__EXERCISE DETAILS__.
All the data should come back exactly as it was given.

◆ ◆ ◆

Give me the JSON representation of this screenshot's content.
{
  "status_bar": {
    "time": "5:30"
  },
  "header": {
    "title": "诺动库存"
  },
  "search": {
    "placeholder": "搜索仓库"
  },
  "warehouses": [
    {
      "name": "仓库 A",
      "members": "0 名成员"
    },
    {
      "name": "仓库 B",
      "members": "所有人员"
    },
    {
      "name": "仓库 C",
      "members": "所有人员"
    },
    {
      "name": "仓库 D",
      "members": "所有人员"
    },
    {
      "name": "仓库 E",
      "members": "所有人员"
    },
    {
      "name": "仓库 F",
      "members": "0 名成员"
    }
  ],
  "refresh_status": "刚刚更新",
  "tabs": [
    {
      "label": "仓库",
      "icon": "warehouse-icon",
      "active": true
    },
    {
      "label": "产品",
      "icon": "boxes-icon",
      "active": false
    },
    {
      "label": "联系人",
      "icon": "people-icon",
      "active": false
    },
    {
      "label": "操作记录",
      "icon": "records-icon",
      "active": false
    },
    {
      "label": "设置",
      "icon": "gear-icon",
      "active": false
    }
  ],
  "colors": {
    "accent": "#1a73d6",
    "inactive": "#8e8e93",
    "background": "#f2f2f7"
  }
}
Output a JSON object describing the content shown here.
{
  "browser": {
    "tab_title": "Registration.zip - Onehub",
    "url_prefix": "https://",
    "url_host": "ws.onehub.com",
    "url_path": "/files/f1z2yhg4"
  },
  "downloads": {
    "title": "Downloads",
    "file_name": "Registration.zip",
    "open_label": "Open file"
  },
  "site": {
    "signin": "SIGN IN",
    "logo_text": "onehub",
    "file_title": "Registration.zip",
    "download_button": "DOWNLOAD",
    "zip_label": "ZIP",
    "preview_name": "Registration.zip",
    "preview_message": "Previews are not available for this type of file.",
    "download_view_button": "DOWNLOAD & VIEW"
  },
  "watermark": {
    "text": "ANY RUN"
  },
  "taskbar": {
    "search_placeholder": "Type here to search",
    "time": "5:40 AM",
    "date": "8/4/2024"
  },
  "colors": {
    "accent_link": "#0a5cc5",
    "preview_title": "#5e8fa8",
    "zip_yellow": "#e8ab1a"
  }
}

◆ ◆ ◆

__OUTPUT FOR THIS TASK__.
Give me the JSON representation of this screenshot's content.
{
  "status_bar": {
    "time": "5:30"
  },
  "header": {
    "title": "诺动库存"
  },
  "search": {
    "placeholder": "搜索仓库"
  },
  "warehouses": [
    {
      "name": "仓库 A",
      "members": "0 名成员"
    },
    {
      "name": "仓库 B",
      "members": "所有人员"
    },
    {
      "name": "仓库 C",
      "members": "所有人员"
    },
    {
      "name": "仓库 D",
      "members": "所有人员"
    },
    {
      "name": "仓库 E",
      "members": "所有人员"
    },
    {
      "name": "仓库 F",
      "members": "0 名成员"
    }
  ],
  "refresh_status": "刚刚更新",
  "tabs": [
    {
      "label": "仓库",
      "icon": "warehouse-icon",
      "active": true
    },
    {
      "label": "产品",
      "icon": "boxes-icon",
      "active": false
    },
    {
      "label": "联系人",
      "icon": "people-icon",
      "active": false
    },
    {
      "label": "操作记录",
      "icon": "records-icon",
      "active": false
    },
    {
      "label": "设置",
      "icon": "gear-icon",
      "active": false
    }
  ],
  "colors": {
    "accent": "#1a73d6",
    "inactive": "#8e8e93",
    "background": "#f2f2f7"
  }
}
Output a JSON object describing the content shown here.
{
  "browser": {
    "tab_title": "Registration.zip - Onehub",
    "url_prefix": "https://",
    "url_host": "ws.onehub.com",
    "url_path": "/files/f1z2yhg4"
  },
  "downloads": {
    "title": "Downloads",
    "file_name": "Registration.zip",
    "open_label": "Open file"
  },
  "site": {
    "signin": "SIGN IN",
    "logo_text": "onehub",
    "file_title": "Registration.zip",
    "download_button": "DOWNLOAD",
    "zip_label": "ZIP",
    "preview_name": "Registration.zip",
    "preview_message": "Previews are not available for this type of file.",
    "download_view_button": "DOWNLOAD & VIEW"
  },
  "watermark": {
    "text": "ANY RUN"
  },
  "taskbar": {
    "search_placeholder": "Type here to search",
    "time": "5:40 AM",
    "date": "8/4/2024"
  },
  "colors": {
    "accent_link": "#0a5cc5",
    "preview_title": "#5e8fa8",
    "zip_yellow": "#e8ab1a"
  }
}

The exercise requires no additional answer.